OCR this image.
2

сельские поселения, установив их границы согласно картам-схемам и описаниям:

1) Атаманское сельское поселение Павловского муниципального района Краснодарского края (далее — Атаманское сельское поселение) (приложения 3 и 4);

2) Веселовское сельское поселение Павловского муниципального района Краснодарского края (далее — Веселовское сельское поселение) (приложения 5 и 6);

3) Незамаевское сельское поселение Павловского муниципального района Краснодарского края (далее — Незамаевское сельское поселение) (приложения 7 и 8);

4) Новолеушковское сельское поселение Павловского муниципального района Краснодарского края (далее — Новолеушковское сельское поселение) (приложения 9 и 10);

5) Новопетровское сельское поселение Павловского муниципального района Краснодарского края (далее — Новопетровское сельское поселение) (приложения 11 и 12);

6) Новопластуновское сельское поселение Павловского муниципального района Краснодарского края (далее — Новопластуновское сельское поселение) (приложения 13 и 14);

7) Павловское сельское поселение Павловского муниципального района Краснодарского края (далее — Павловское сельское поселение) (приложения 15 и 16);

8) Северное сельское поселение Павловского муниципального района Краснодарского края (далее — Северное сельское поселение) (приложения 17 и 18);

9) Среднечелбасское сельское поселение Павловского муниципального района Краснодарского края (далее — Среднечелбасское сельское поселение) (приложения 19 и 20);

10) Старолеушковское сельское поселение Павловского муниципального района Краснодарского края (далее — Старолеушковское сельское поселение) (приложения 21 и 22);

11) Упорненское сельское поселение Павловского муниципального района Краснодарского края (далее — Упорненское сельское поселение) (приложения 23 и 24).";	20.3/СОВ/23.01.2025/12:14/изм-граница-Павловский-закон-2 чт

...

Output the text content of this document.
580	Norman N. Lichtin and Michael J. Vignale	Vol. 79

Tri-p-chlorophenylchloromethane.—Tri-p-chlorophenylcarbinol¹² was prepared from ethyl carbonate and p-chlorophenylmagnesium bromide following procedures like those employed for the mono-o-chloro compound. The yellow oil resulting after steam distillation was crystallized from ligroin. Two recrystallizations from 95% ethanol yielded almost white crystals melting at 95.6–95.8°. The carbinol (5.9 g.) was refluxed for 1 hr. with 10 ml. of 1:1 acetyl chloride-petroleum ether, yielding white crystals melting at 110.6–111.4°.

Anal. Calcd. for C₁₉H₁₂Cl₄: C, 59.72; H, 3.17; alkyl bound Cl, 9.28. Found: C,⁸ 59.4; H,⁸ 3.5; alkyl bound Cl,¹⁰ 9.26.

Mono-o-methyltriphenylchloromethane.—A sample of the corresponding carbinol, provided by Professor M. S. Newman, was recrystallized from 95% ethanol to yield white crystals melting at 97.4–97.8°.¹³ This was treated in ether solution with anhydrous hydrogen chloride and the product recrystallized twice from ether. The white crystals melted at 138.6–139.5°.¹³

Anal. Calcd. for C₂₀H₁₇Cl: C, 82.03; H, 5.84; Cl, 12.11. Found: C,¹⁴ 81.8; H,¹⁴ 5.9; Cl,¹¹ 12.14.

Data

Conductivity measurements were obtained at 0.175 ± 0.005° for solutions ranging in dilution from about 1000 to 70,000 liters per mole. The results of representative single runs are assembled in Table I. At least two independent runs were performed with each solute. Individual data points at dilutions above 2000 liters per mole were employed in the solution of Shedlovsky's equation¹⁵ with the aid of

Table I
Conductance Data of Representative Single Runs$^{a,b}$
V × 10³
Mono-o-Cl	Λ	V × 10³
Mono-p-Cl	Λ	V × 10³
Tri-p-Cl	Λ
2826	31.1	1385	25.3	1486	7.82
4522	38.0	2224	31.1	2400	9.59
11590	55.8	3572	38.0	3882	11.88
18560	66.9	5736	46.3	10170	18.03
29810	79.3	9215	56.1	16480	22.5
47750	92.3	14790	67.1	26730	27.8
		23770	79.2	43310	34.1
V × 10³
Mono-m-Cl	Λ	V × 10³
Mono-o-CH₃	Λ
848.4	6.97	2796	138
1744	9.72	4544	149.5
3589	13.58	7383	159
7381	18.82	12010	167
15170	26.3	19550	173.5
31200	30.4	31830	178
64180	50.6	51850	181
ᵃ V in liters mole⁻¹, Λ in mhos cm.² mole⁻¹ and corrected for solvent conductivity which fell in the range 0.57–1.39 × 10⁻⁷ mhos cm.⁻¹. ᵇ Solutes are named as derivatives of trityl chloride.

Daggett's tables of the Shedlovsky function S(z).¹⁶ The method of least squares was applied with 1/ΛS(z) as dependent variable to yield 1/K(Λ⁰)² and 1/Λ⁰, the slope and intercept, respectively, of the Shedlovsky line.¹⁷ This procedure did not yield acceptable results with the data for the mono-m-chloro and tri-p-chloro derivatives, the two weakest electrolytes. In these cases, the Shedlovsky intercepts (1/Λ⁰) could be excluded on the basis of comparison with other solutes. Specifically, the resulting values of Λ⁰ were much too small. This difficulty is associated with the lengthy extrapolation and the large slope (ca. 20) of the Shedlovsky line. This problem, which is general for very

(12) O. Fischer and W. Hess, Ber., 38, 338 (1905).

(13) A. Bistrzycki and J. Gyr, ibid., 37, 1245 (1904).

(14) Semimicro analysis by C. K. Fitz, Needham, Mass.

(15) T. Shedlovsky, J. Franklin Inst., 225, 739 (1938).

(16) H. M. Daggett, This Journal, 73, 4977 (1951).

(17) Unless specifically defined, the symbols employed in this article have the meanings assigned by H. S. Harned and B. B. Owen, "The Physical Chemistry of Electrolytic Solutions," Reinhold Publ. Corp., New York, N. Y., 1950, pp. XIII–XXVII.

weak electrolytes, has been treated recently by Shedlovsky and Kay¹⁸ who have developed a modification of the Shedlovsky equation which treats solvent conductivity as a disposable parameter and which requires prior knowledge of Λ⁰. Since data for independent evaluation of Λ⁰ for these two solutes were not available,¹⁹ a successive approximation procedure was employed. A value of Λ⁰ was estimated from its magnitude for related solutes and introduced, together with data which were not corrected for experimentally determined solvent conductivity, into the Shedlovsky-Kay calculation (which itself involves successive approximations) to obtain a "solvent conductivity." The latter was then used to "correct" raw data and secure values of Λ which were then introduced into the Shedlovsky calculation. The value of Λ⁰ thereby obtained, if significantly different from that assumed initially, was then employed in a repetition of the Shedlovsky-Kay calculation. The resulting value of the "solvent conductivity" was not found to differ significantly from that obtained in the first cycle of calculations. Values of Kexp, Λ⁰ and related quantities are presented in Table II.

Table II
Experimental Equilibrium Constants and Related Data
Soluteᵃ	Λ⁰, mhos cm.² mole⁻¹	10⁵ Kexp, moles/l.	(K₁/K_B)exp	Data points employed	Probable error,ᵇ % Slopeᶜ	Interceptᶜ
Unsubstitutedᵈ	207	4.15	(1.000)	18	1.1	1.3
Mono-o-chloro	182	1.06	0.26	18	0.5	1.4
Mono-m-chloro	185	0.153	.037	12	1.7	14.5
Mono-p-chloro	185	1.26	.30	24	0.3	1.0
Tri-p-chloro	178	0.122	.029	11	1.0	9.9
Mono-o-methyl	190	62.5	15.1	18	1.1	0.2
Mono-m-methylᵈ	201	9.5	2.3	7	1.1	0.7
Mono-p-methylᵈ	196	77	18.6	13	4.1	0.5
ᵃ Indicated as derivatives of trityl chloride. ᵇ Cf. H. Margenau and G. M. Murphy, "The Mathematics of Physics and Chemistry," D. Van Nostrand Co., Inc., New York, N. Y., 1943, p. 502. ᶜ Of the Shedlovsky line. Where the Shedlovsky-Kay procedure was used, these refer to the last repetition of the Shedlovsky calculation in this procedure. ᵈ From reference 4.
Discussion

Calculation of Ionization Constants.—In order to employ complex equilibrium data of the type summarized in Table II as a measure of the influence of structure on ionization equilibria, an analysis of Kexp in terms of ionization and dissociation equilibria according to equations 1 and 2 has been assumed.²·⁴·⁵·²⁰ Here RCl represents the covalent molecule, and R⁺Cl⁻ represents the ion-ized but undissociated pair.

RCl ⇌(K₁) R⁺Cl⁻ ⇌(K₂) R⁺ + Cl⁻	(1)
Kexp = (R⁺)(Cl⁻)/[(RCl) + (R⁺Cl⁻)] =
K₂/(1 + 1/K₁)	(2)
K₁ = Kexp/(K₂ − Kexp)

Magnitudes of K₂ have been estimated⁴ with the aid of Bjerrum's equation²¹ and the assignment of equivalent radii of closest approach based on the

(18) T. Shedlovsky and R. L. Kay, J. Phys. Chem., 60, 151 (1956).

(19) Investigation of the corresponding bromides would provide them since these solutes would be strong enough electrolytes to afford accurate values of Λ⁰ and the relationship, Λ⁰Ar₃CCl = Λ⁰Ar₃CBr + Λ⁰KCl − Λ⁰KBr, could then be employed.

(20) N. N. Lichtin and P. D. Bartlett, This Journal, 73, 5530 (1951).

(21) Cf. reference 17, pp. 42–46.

# [Exercise task]
From the listing above, pick out each line where the word "mhos" appears.

# [Written answer]
ᵃ V in liters mole⁻¹, Λ in mhos cm.² mole⁻¹ and corrected for solvent conductivity which fell in the range 0.57–1.39 × 10⁻⁷ mhos cm.⁻¹. ᵇ Solutes are named as derivatives of trityl chloride.
Soluteᵃ	Λ⁰, mhos cm.² mole⁻¹	10⁵ Kexp, moles/l.	(K₁/K_B)exp	Data points employed	Probable error,ᵇ % Slopeᶜ	Interceptᶜ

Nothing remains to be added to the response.